**Provided entries:**
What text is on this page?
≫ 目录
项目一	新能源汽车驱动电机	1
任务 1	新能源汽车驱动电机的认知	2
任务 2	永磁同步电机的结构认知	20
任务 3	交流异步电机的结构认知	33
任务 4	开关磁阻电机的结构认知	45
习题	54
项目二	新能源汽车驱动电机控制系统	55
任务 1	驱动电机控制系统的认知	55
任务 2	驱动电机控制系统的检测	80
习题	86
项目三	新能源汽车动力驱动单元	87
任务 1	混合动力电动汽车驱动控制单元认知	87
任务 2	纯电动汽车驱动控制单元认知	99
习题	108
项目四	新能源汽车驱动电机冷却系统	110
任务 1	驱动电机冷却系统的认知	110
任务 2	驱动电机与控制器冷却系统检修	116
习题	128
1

* * *

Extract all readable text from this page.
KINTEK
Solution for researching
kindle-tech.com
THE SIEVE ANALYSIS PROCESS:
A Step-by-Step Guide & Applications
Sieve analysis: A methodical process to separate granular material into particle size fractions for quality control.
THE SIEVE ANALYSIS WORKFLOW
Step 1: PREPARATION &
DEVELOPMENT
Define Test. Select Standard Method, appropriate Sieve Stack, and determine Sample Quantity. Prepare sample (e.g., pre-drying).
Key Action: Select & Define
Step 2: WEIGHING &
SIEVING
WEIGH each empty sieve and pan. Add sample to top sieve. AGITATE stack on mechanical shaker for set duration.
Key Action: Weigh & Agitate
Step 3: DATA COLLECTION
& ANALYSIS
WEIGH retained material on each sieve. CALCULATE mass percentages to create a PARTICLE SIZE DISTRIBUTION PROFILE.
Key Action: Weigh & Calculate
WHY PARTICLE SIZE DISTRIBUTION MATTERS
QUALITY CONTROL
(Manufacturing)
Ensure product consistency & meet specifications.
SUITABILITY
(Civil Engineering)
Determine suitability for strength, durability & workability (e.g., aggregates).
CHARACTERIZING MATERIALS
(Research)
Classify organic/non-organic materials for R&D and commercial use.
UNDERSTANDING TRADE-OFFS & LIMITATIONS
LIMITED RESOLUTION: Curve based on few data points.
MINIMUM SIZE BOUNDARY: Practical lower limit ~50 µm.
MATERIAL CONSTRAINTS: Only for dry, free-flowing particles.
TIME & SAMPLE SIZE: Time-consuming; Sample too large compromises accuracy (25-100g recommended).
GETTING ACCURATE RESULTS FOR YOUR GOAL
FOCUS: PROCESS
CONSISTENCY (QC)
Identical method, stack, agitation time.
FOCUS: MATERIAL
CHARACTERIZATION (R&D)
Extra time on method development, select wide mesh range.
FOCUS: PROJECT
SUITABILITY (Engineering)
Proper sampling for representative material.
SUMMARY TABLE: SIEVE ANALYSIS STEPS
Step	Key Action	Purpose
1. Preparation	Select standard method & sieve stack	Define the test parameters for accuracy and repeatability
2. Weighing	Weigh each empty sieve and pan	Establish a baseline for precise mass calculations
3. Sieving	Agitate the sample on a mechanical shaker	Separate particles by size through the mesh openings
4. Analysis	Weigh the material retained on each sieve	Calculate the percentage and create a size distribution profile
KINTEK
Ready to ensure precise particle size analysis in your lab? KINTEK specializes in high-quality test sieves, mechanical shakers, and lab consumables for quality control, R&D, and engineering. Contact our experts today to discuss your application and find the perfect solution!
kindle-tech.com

**Task description:**
Within the listing above, copy each line that has the string "mechanical".

**Finished answer:**
WEIGH each empty sieve and pan. Add sample to top sieve. AGITATE stack on mechanical shaker for set duration.
3. Sieving	Agitate the sample on a mechanical shaker	Separate particles by size through the mesh openings
Ready to ensure precise particle size analysis in your lab? KINTEK specializes in high-quality test sieves, mechanical shakers, and lab consumables for quality control, R&D, and engineering. Contact our experts today to discuss your application and find the perfect solution!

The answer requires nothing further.